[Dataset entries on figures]
.....
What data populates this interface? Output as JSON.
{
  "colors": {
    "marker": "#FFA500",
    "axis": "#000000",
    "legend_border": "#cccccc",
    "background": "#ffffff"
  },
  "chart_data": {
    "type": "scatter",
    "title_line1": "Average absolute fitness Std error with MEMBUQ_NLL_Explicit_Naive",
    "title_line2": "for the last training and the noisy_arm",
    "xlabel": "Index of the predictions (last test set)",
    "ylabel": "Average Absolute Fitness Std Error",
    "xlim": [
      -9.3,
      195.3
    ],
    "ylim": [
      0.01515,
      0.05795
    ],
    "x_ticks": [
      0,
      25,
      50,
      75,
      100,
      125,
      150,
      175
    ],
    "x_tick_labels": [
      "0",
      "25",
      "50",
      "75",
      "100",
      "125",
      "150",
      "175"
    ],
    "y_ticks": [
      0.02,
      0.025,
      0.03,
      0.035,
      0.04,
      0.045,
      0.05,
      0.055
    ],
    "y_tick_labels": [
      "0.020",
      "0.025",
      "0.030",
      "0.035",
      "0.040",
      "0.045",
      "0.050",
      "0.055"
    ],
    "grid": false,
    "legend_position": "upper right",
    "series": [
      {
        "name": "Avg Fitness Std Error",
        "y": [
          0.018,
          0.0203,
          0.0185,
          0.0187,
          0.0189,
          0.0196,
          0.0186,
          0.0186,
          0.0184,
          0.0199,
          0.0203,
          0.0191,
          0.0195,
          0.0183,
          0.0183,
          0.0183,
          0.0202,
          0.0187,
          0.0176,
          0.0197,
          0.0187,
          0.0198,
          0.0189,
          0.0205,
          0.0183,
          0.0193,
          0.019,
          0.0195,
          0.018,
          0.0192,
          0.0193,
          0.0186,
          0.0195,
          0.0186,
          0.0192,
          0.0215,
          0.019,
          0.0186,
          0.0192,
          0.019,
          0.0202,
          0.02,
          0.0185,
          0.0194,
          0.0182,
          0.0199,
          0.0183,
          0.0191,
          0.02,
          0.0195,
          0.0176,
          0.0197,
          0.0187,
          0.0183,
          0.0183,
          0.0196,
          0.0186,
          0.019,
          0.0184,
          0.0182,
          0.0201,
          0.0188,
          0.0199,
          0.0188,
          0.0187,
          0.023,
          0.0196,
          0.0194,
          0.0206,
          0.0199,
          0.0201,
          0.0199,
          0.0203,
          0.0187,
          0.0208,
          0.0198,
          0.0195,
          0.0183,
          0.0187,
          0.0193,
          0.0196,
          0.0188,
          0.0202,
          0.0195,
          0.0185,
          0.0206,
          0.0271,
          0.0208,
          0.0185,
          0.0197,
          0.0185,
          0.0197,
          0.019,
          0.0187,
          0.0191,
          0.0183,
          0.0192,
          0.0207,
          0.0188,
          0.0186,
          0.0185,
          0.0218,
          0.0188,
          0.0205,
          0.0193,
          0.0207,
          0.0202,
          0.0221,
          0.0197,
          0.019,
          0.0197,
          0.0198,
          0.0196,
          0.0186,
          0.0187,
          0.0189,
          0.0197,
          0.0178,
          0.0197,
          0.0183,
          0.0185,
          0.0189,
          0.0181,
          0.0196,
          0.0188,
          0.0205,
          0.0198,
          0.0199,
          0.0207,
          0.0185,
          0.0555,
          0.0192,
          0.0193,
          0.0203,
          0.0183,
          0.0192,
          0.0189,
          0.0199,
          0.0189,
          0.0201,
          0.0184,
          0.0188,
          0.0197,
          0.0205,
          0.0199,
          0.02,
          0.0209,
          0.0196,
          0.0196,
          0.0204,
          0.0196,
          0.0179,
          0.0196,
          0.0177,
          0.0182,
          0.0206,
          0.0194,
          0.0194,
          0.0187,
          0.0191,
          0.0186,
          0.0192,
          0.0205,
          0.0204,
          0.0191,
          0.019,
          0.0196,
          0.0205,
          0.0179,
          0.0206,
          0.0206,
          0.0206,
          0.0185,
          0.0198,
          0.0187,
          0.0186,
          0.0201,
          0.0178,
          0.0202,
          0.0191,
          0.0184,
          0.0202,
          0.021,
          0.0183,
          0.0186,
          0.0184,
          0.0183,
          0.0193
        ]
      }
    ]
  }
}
.....
* [GIVEN INSTRUCTION]: Write out every entry again, keeping each line exactly the same.

* [SOLUTION FOR THIS EXERCISE]:
What data populates this interface? Output as JSON.
{
  "colors": {
    "marker": "#FFA500",
    "axis": "#000000",
    "legend_border": "#cccccc",
    "background": "#ffffff"
  },
  "chart_data": {
    "type": "scatter",
    "title_line1": "Average absolute fitness Std error with MEMBUQ_NLL_Explicit_Naive",
    "title_line2": "for the last training and the noisy_arm",
    "xlabel": "Index of the predictions (last test set)",
    "ylabel": "Average Absolute Fitness Std Error",
    "xlim": [
      -9.3,
      195.3
    ],
    "ylim": [
      0.01515,
      0.05795
    ],
    "x_ticks": [
      0,
      25,
      50,
      75,
      100,
      125,
      150,
      175
    ],
    "x_tick_labels": [
      "0",
      "25",
      "50",
      "75",
      "100",
      "125",
      "150",
      "175"
    ],
    "y_ticks": [
      0.02,
      0.025,
      0.03,
      0.035,
      0.04,
      0.045,
      0.05,
      0.055
    ],
    "y_tick_labels": [
      "0.020",
      "0.025",
      "0.030",
      "0.035",
      "0.040",
      "0.045",
      "0.050",
      "0.055"
    ],
    "grid": false,
    "legend_position": "upper right",
    "series": [
      {
        "name": "Avg Fitness Std Error",
        "y": [
          0.018,
          0.0203,
          0.0185,
          0.0187,
          0.0189,
          0.0196,
          0.0186,
          0.0186,
          0.0184,
          0.0199,
          0.0203,
          0.0191,
          0.0195,
          0.0183,
          0.0183,
          0.0183,
          0.0202,
          0.0187,
          0.0176,
          0.0197,
          0.0187,
          0.0198,
          0.0189,
          0.0205,
          0.0183,
          0.0193,
          0.019,
          0.0195,
          0.018,
          0.0192,
          0.0193,
          0.0186,
          0.0195,
          0.0186,
          0.0192,
          0.0215,
          0.019,
          0.0186,
          0.0192,
          0.019,
          0.0202,
          0.02,
          0.0185,
          0.0194,
          0.0182,
          0.0199,
          0.0183,
          0.0191,
          0.02,
          0.0195,
          0.0176,
          0.0197,
          0.0187,
          0.0183,
          0.0183,
          0.0196,
          0.0186,
          0.019,
          0.0184,
          0.0182,
          0.0201,
          0.0188,
          0.0199,
          0.0188,
          0.0187,
          0.023,
          0.0196,
          0.0194,
          0.0206,
          0.0199,
          0.0201,
          0.0199,
          0.0203,
          0.0187,
          0.0208,
          0.0198,
          0.0195,
          0.0183,
          0.0187,
          0.0193,
          0.0196,
          0.0188,
          0.0202,
          0.0195,
          0.0185,
          0.0206,
          0.0271,
          0.0208,
          0.0185,
          0.0197,
          0.0185,
          0.0197,
          0.019,
          0.0187,
          0.0191,
          0.0183,
          0.0192,
          0.0207,
          0.0188,
          0.0186,
          0.0185,
          0.0218,
          0.0188,
          0.0205,
          0.0193,
          0.0207,
          0.0202,
          0.0221,
          0.0197,
          0.019,
          0.0197,
          0.0198,
          0.0196,
          0.0186,
          0.0187,
          0.0189,
          0.0197,
          0.0178,
          0.0197,
          0.0183,
          0.0185,
          0.0189,
          0.0181,
          0.0196,
          0.0188,
          0.0205,
          0.0198,
          0.0199,
          0.0207,
          0.0185,
          0.0555,
          0.0192,
          0.0193,
          0.0203,
          0.0183,
          0.0192,
          0.0189,
          0.0199,
          0.0189,
          0.0201,
          0.0184,
          0.0188,
          0.0197,
          0.0205,
          0.0199,
          0.02,
          0.0209,
          0.0196,
          0.0196,
          0.0204,
          0.0196,
          0.0179,
          0.0196,
          0.0177,
          0.0182,
          0.0206,
          0.0194,
          0.0194,
          0.0187,
          0.0191,
          0.0186,
          0.0192,
          0.0205,
          0.0204,
          0.0191,
          0.019,
          0.0196,
          0.0205,
          0.0179,
          0.0206,
          0.0206,
          0.0206,
          0.0185,
          0.0198,
          0.0187,
          0.0186,
          0.0201,
          0.0178,
          0.0202,
          0.0191,
          0.0184,
          0.0202,
          0.021,
          0.0183,
          0.0186,
          0.0184,
          0.0183,
          0.0193
        ]
      }
    ]
  }
}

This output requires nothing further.